● Work to be completed
The entries below are to be transcribed in full, without their images.

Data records
####################
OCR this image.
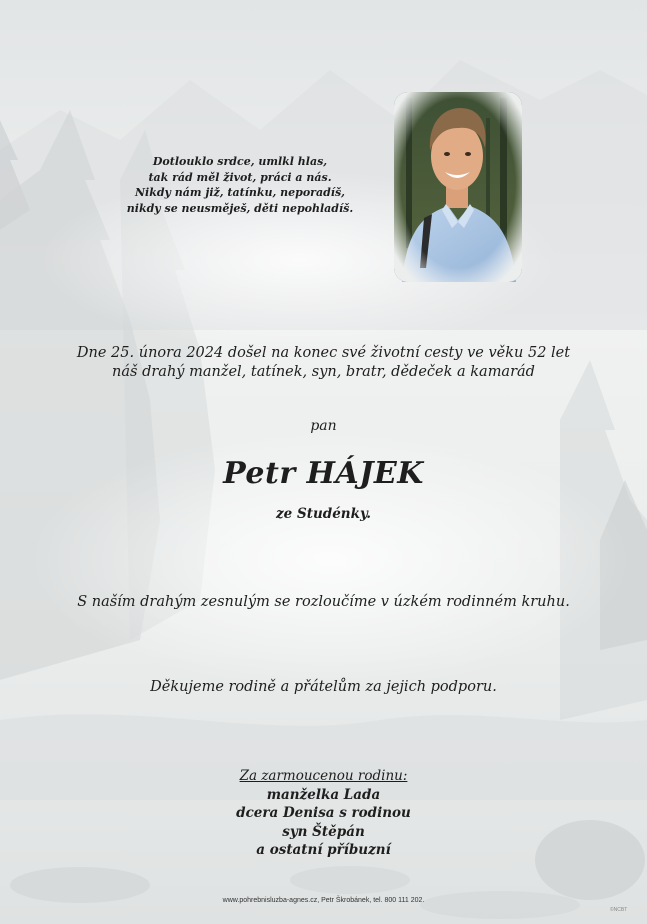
Dotlouklo srdce, umlkl hlas,
tak rád měl život, práci a nás.
Nikdy nám již, tatínku, neporadíš,
nikdy se neusměješ, děti nepohladíš.
Dne 25. února 2024 došel na konec své životní cesty ve věku 52 let
náš drahý manžel, tatínek, syn, bratr, dědeček a kamarád
pan
Petr HÁJEK
ze Studénky.
S naším drahým zesnulým se rozloučíme v úzkém rodinném kruhu.
Děkujeme rodině a přátelům za jejich podporu.
Za zarmoucenou rodinu:
manželka Lada
dcera Denisa s rodinou
syn Štěpán
a ostatní příbuzní
www.pohrebnisluzba-agnes.cz, Petr Škrobánek, tel. 800 111 202.
©NCBT
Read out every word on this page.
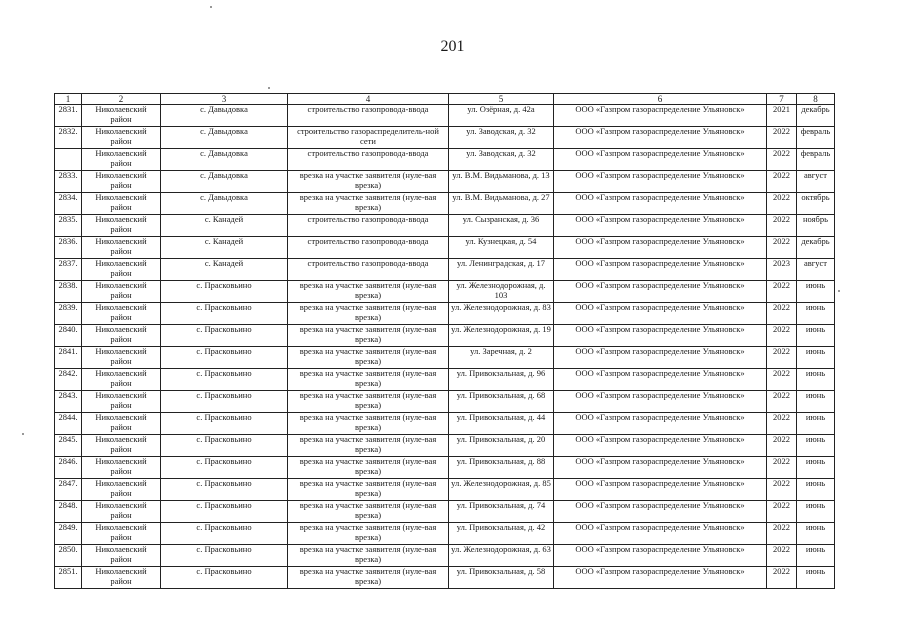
201
1	2	3	4	5	6	7	8
2831.	Николаевский район	с. Давыдовка	строительство газопровода-ввода	ул. Озёрная, д. 42а	ООО «Газпром газораспределение Ульяновск»	2021	декабрь
2832.	Николаевский район	с. Давыдовка	строительство газораспределитель-ной сети	ул. Заводская, д. 32	ООО «Газпром газораспределение Ульяновск»	2022	февраль
	Николаевский район	с. Давыдовка	строительство газопровода-ввода	ул. Заводская, д. 32	ООО «Газпром газораспределение Ульяновск»	2022	февраль
2833.	Николаевский район	с. Давыдовка	врезка на участке заявителя (нуле-вая врезка)	ул. В.М. Видьманова, д. 13	ООО «Газпром газораспределение Ульяновск»	2022	август
2834.	Николаевский район	с. Давыдовка	врезка на участке заявителя (нуле-вая врезка)	ул. В.М. Видьманова, д. 27	ООО «Газпром газораспределение Ульяновск»	2022	октябрь
2835.	Николаевский район	с. Канадей	строительство газопровода-ввода	ул. Сызранская, д. 36	ООО «Газпром газораспределение Ульяновск»	2022	ноябрь
2836.	Николаевский район	с. Канадей	строительство газопровода-ввода	ул. Кузнецкая, д. 54	ООО «Газпром газораспределение Ульяновск»	2022	декабрь
2837.	Николаевский район	с. Канадей	строительство газопровода-ввода	ул. Ленинградская, д. 17	ООО «Газпром газораспределение Ульяновск»	2023	август
2838.	Николаевский район	с. Прасковьино	врезка на участке заявителя (нуле-вая врезка)	ул. Железнодорожная, д. 103	ООО «Газпром газораспределение Ульяновск»	2022	июнь
2839.	Николаевский район	с. Прасковьино	врезка на участке заявителя (нуле-вая врезка)	ул. Железнодорожная, д. 83	ООО «Газпром газораспределение Ульяновск»	2022	июнь
2840.	Николаевский район	с. Прасковьино	врезка на участке заявителя (нуле-вая врезка)	ул. Железнодорожная, д. 19	ООО «Газпром газораспределение Ульяновск»	2022	июнь
2841.	Николаевский район	с. Прасковьино	врезка на участке заявителя (нуле-вая врезка)	ул. Заречная, д. 2	ООО «Газпром газораспределение Ульяновск»	2022	июнь
2842.	Николаевский район	с. Прасковьино	врезка на участке заявителя (нуле-вая врезка)	ул. Привокзальная, д. 96	ООО «Газпром газораспределение Ульяновск»	2022	июнь
2843.	Николаевский район	с. Прасковьино	врезка на участке заявителя (нуле-вая врезка)	ул. Привокзальная, д. 68	ООО «Газпром газораспределение Ульяновск»	2022	июнь
2844.	Николаевский район	с. Прасковьино	врезка на участке заявителя (нуле-вая врезка)	ул. Привокзальная, д. 44	ООО «Газпром газораспределение Ульяновск»	2022	июнь
2845.	Николаевский район	с. Прасковьино	врезка на участке заявителя (нуле-вая врезка)	ул. Привокзальная, д. 20	ООО «Газпром газораспределение Ульяновск»	2022	июнь
2846.	Николаевский район	с. Прасковьино	врезка на участке заявителя (нуле-вая врезка)	ул. Привокзальная, д. 88	ООО «Газпром газораспределение Ульяновск»	2022	июнь
2847.	Николаевский район	с. Прасковьино	врезка на участке заявителя (нуле-вая врезка)	ул. Железнодорожная, д. 85	ООО «Газпром газораспределение Ульяновск»	2022	июнь
2848.	Николаевский район	с. Прасковьино	врезка на участке заявителя (нуле-вая врезка)	ул. Привокзальная, д. 74	ООО «Газпром газораспределение Ульяновск»	2022	июнь
2849.	Николаевский район	с. Прасковьино	врезка на участке заявителя (нуле-вая врезка)	ул. Привокзальная, д. 42	ООО «Газпром газораспределение Ульяновск»	2022	июнь
2850.	Николаевский район	с. Прасковьино	врезка на участке заявителя (нуле-вая врезка)	ул. Железнодорожная, д. 63	ООО «Газпром газораспределение Ульяновск»	2022	июнь
2851.	Николаевский район	с. Прасковьино	врезка на участке заявителя (нуле-вая врезка)	ул. Привокзальная, д. 58	ООО «Газпром газораспределение Ульяновск»	2022	июнь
####################
● Answer below
OCR this image.
Dotlouklo srdce, umlkl hlas,
tak rád měl život, práci a nás.
Nikdy nám již, tatínku, neporadíš,
nikdy se neusměješ, děti nepohladíš.
Dne 25. února 2024 došel na konec své životní cesty ve věku 52 let
náš drahý manžel, tatínek, syn, bratr, dědeček a kamarád
pan
Petr HÁJEK
ze Studénky.
S naším drahým zesnulým se rozloučíme v úzkém rodinném kruhu.
Děkujeme rodině a přátelům za jejich podporu.
Za zarmoucenou rodinu:
manželka Lada
dcera Denisa s rodinou
syn Štěpán
a ostatní příbuzní
www.pohrebnisluzba-agnes.cz, Petr Škrobánek, tel. 800 111 202.
©NCBT
Read out every word on this page.
201
1	2	3	4	5	6	7	8
2831.	Николаевский район	с. Давыдовка	строительство газопровода-ввода	ул. Озёрная, д. 42а	ООО «Газпром газораспределение Ульяновск»	2021	декабрь
2832.	Николаевский район	с. Давыдовка	строительство газораспределитель-ной сети	ул. Заводская, д. 32	ООО «Газпром газораспределение Ульяновск»	2022	февраль
	Николаевский район	с. Давыдовка	строительство газопровода-ввода	ул. Заводская, д. 32	ООО «Газпром газораспределение Ульяновск»	2022	февраль
2833.	Николаевский район	с. Давыдовка	врезка на участке заявителя (нуле-вая врезка)	ул. В.М. Видьманова, д. 13	ООО «Газпром газораспределение Ульяновск»	2022	август
2834.	Николаевский район	с. Давыдовка	врезка на участке заявителя (нуле-вая врезка)	ул. В.М. Видьманова, д. 27	ООО «Газпром газораспределение Ульяновск»	2022	октябрь
2835.	Николаевский район	с. Канадей	строительство газопровода-ввода	ул. Сызранская, д. 36	ООО «Газпром газораспределение Ульяновск»	2022	ноябрь
2836.	Николаевский район	с. Канадей	строительство газопровода-ввода	ул. Кузнецкая, д. 54	ООО «Газпром газораспределение Ульяновск»	2022	декабрь
2837.	Николаевский район	с. Канадей	строительство газопровода-ввода	ул. Ленинградская, д. 17	ООО «Газпром газораспределение Ульяновск»	2023	август
2838.	Николаевский район	с. Прасковьино	врезка на участке заявителя (нуле-вая врезка)	ул. Железнодорожная, д. 103	ООО «Газпром газораспределение Ульяновск»	2022	июнь
2839.	Николаевский район	с. Прасковьино	врезка на участке заявителя (нуле-вая врезка)	ул. Железнодорожная, д. 83	ООО «Газпром газораспределение Ульяновск»	2022	июнь
2840.	Николаевский район	с. Прасковьино	врезка на участке заявителя (нуле-вая врезка)	ул. Железнодорожная, д. 19	ООО «Газпром газораспределение Ульяновск»	2022	июнь
2841.	Николаевский район	с. Прасковьино	врезка на участке заявителя (нуле-вая врезка)	ул. Заречная, д. 2	ООО «Газпром газораспределение Ульяновск»	2022	июнь
2842.	Николаевский район	с. Прасковьино	врезка на участке заявителя (нуле-вая врезка)	ул. Привокзальная, д. 96	ООО «Газпром газораспределение Ульяновск»	2022	июнь
2843.	Николаевский район	с. Прасковьино	врезка на участке заявителя (нуле-вая врезка)	ул. Привокзальная, д. 68	ООО «Газпром газораспределение Ульяновск»	2022	июнь
2844.	Николаевский район	с. Прасковьино	врезка на участке заявителя (нуле-вая врезка)	ул. Привокзальная, д. 44	ООО «Газпром газораспределение Ульяновск»	2022	июнь
2845.	Николаевский район	с. Прасковьино	врезка на участке заявителя (нуле-вая врезка)	ул. Привокзальная, д. 20	ООО «Газпром газораспределение Ульяновск»	2022	июнь
2846.	Николаевский район	с. Прасковьино	врезка на участке заявителя (нуле-вая врезка)	ул. Привокзальная, д. 88	ООО «Газпром газораспределение Ульяновск»	2022	июнь
2847.	Николаевский район	с. Прасковьино	врезка на участке заявителя (нуле-вая врезка)	ул. Железнодорожная, д. 85	ООО «Газпром газораспределение Ульяновск»	2022	июнь
2848.	Николаевский район	с. Прасковьино	врезка на участке заявителя (нуле-вая врезка)	ул. Привокзальная, д. 74	ООО «Газпром газораспределение Ульяновск»	2022	июнь
2849.	Николаевский район	с. Прасковьино	врезка на участке заявителя (нуле-вая врезка)	ул. Привокзальная, д. 42	ООО «Газпром газораспределение Ульяновск»	2022	июнь
2850.	Николаевский район	с. Прасковьино	врезка на участке заявителя (нуле-вая врезка)	ул. Железнодорожная, д. 63	ООО «Газпром газораспределение Ульяновск»	2022	июнь
2851.	Николаевский район	с. Прасковьино	врезка на участке заявителя (нуле-вая врезка)	ул. Привокзальная, д. 58	ООО «Газпром газораспределение Ульяновск»	2022	июнь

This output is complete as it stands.